Problem: Pictures do not belong in the copy; transcribe everything else in the records exactly.
━━ Extracted information ━━
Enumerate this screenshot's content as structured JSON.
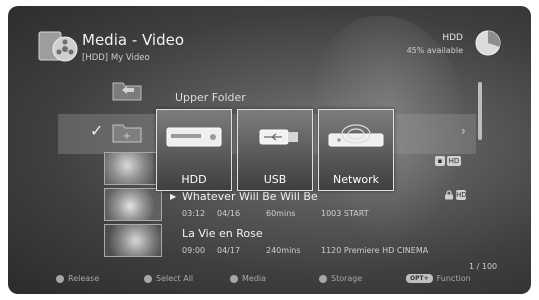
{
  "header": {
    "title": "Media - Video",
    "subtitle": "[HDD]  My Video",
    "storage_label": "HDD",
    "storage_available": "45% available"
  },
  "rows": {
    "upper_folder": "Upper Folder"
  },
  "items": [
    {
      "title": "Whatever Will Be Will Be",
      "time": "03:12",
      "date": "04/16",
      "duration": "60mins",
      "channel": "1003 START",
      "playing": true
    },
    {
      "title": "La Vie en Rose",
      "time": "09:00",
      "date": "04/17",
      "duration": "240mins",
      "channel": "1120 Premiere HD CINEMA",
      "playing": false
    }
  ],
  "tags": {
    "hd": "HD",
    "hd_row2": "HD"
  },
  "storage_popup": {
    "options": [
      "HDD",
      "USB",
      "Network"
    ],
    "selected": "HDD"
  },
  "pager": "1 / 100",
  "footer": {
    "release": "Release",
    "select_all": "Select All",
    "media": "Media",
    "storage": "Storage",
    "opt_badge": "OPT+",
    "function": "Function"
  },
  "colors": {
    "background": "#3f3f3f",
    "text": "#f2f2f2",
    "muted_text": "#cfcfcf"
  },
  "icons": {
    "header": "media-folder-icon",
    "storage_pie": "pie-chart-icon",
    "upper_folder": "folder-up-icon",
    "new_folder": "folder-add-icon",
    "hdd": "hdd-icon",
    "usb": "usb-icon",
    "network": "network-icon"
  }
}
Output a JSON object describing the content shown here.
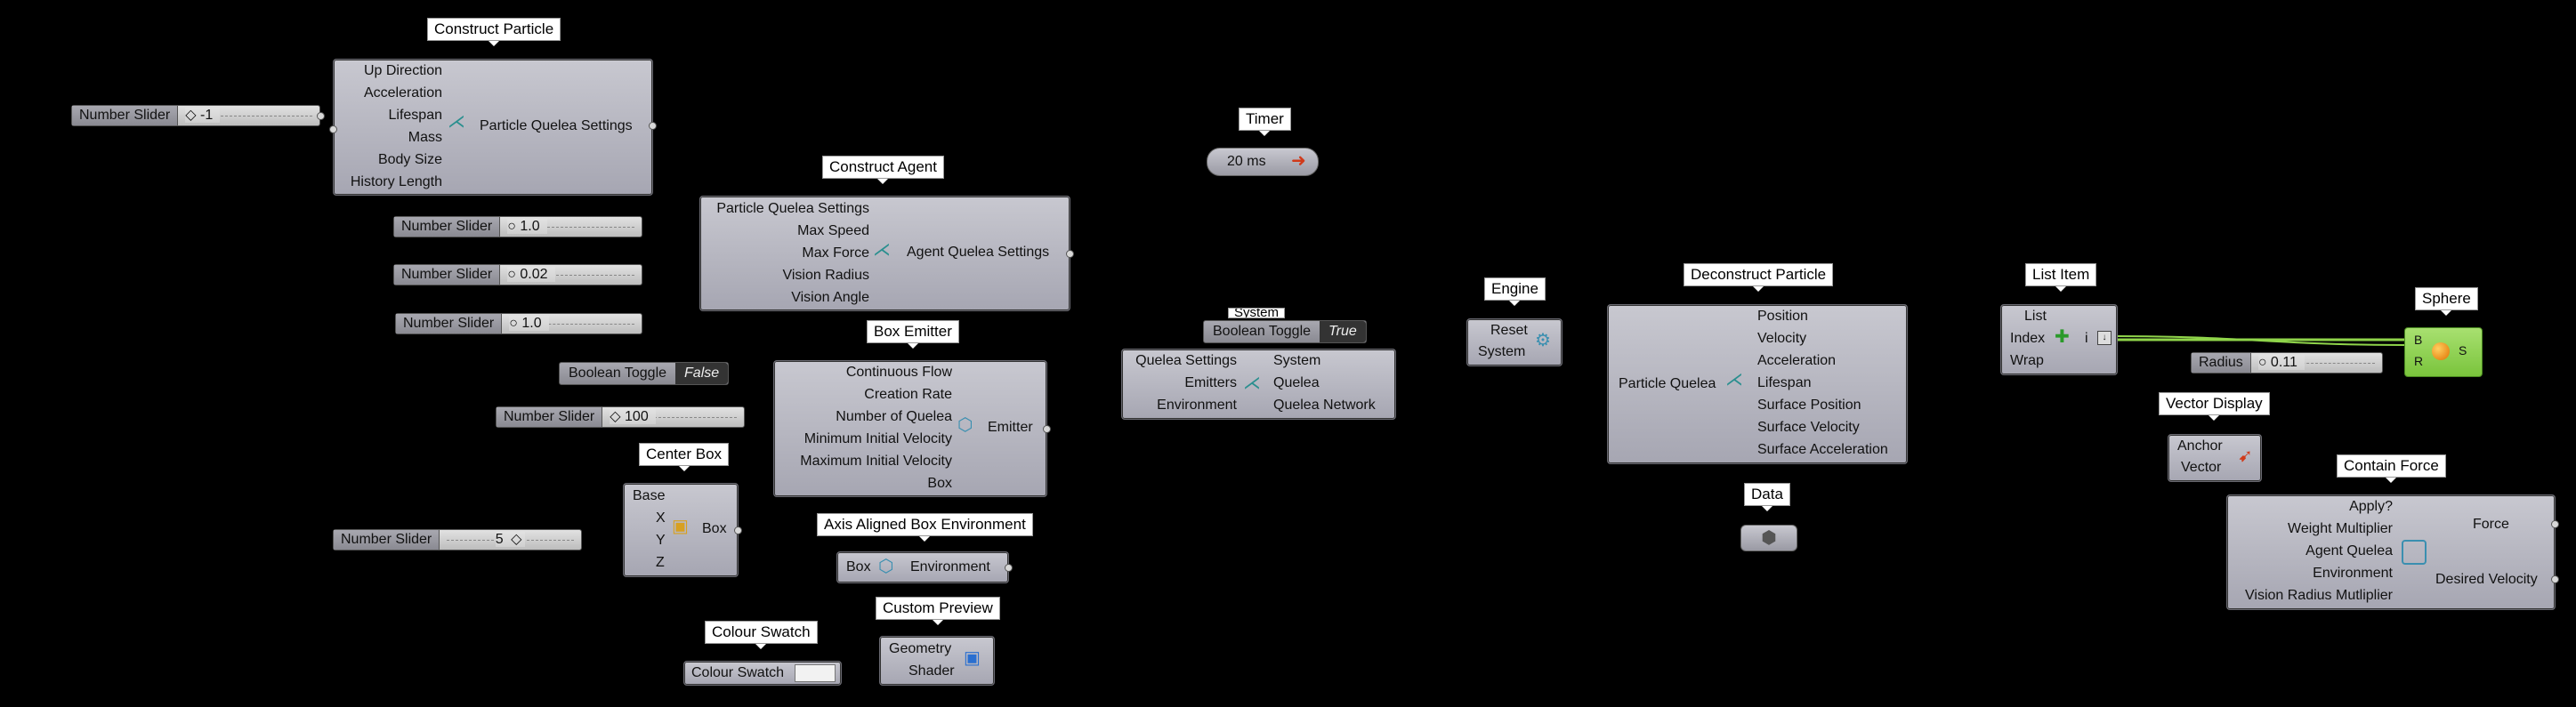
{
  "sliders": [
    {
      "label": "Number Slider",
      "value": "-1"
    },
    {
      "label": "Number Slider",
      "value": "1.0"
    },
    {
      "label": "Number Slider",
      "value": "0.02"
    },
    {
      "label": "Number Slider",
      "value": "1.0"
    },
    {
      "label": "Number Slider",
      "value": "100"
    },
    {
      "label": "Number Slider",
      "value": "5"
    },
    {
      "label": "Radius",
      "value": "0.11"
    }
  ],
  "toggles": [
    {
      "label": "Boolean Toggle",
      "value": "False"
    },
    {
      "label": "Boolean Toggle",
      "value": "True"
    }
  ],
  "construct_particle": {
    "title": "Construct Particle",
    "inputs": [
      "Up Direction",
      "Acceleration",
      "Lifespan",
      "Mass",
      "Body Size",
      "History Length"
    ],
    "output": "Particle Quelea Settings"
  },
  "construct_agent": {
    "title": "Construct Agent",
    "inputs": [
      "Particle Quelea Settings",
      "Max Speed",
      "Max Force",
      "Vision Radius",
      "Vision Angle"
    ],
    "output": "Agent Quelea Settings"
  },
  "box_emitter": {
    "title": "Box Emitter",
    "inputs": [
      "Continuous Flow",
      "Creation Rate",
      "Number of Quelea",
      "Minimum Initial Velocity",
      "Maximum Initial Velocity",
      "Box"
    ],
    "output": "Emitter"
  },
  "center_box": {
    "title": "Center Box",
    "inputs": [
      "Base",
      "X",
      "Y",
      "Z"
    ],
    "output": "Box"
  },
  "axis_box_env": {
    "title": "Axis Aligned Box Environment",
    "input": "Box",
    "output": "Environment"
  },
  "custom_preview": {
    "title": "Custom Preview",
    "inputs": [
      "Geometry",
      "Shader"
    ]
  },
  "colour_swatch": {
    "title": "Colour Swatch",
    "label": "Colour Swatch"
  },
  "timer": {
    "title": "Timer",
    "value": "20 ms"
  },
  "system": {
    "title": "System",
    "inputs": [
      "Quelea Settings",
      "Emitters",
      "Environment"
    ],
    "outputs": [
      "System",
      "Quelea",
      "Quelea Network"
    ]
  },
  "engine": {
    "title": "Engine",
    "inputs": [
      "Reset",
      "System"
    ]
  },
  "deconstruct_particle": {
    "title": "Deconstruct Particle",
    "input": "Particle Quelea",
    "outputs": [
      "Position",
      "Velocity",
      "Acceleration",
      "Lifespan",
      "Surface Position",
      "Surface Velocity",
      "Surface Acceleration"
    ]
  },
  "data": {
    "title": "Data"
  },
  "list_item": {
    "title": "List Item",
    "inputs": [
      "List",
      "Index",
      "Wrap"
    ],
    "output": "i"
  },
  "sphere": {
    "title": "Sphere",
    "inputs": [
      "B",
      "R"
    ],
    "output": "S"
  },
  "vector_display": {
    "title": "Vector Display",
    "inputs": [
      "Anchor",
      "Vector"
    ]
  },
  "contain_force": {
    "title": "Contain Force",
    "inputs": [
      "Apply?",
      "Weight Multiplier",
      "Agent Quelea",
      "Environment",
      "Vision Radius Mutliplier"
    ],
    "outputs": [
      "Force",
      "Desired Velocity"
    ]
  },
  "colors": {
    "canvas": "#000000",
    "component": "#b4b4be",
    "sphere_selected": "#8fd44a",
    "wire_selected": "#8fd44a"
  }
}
━━━
The solution:
Enumerate this screenshot's content as structured JSON.
{
  "header": {
    "title": "Media - Video",
    "subtitle": "[HDD]  My Video",
    "storage_label": "HDD",
    "storage_available": "45% available"
  },
  "rows": {
    "upper_folder": "Upper Folder"
  },
  "items": [
    {
      "title": "Whatever Will Be Will Be",
      "time": "03:12",
      "date": "04/16",
      "duration": "60mins",
      "channel": "1003 START",
      "playing": true
    },
    {
      "title": "La Vie en Rose",
      "time": "09:00",
      "date": "04/17",
      "duration": "240mins",
      "channel": "1120 Premiere HD CINEMA",
      "playing": false
    }
  ],
  "tags": {
    "hd": "HD",
    "hd_row2": "HD"
  },
  "storage_popup": {
    "options": [
      "HDD",
      "USB",
      "Network"
    ],
    "selected": "HDD"
  },
  "pager": "1 / 100",
  "footer": {
    "release": "Release",
    "select_all": "Select All",
    "media": "Media",
    "storage": "Storage",
    "opt_badge": "OPT+",
    "function": "Function"
  },
  "colors": {
    "background": "#3f3f3f",
    "text": "#f2f2f2",
    "muted_text": "#cfcfcf"
  },
  "icons": {
    "header": "media-folder-icon",
    "storage_pie": "pie-chart-icon",
    "upper_folder": "folder-up-icon",
    "new_folder": "folder-add-icon",
    "hdd": "hdd-icon",
    "usb": "usb-icon",
    "network": "network-icon"
  }
}
Output a JSON object describing the content shown here.
{
  "sliders": [
    {
      "label": "Number Slider",
      "value": "-1"
    },
    {
      "label": "Number Slider",
      "value": "1.0"
    },
    {
      "label": "Number Slider",
      "value": "0.02"
    },
    {
      "label": "Number Slider",
      "value": "1.0"
    },
    {
      "label": "Number Slider",
      "value": "100"
    },
    {
      "label": "Number Slider",
      "value": "5"
    },
    {
      "label": "Radius",
      "value": "0.11"
    }
  ],
  "toggles": [
    {
      "label": "Boolean Toggle",
      "value": "False"
    },
    {
      "label": "Boolean Toggle",
      "value": "True"
    }
  ],
  "construct_particle": {
    "title": "Construct Particle",
    "inputs": [
      "Up Direction",
      "Acceleration",
      "Lifespan",
      "Mass",
      "Body Size",
      "History Length"
    ],
    "output": "Particle Quelea Settings"
  },
  "construct_agent": {
    "title": "Construct Agent",
    "inputs": [
      "Particle Quelea Settings",
      "Max Speed",
      "Max Force",
      "Vision Radius",
      "Vision Angle"
    ],
    "output": "Agent Quelea Settings"
  },
  "box_emitter": {
    "title": "Box Emitter",
    "inputs": [
      "Continuous Flow",
      "Creation Rate",
      "Number of Quelea",
      "Minimum Initial Velocity",
      "Maximum Initial Velocity",
      "Box"
    ],
    "output": "Emitter"
  },
  "center_box": {
    "title": "Center Box",
    "inputs": [
      "Base",
      "X",
      "Y",
      "Z"
    ],
    "output": "Box"
  },
  "axis_box_env": {
    "title": "Axis Aligned Box Environment",
    "input": "Box",
    "output": "Environment"
  },
  "custom_preview": {
    "title": "Custom Preview",
    "inputs": [
      "Geometry",
      "Shader"
    ]
  },
  "colour_swatch": {
    "title": "Colour Swatch",
    "label": "Colour Swatch"
  },
  "timer": {
    "title": "Timer",
    "value": "20 ms"
  },
  "system": {
    "title": "System",
    "inputs": [
      "Quelea Settings",
      "Emitters",
      "Environment"
    ],
    "outputs": [
      "System",
      "Quelea",
      "Quelea Network"
    ]
  },
  "engine": {
    "title": "Engine",
    "inputs": [
      "Reset",
      "System"
    ]
  },
  "deconstruct_particle": {
    "title": "Deconstruct Particle",
    "input": "Particle Quelea",
    "outputs": [
      "Position",
      "Velocity",
      "Acceleration",
      "Lifespan",
      "Surface Position",
      "Surface Velocity",
      "Surface Acceleration"
    ]
  },
  "data": {
    "title": "Data"
  },
  "list_item": {
    "title": "List Item",
    "inputs": [
      "List",
      "Index",
      "Wrap"
    ],
    "output": "i"
  },
  "sphere": {
    "title": "Sphere",
    "inputs": [
      "B",
      "R"
    ],
    "output": "S"
  },
  "vector_display": {
    "title": "Vector Display",
    "inputs": [
      "Anchor",
      "Vector"
    ]
  },
  "contain_force": {
    "title": "Contain Force",
    "inputs": [
      "Apply?",
      "Weight Multiplier",
      "Agent Quelea",
      "Environment",
      "Vision Radius Mutliplier"
    ],
    "outputs": [
      "Force",
      "Desired Velocity"
    ]
  },
  "colors": {
    "canvas": "#000000",
    "component": "#b4b4be",
    "sphere_selected": "#8fd44a",
    "wire_selected": "#8fd44a"
  }
}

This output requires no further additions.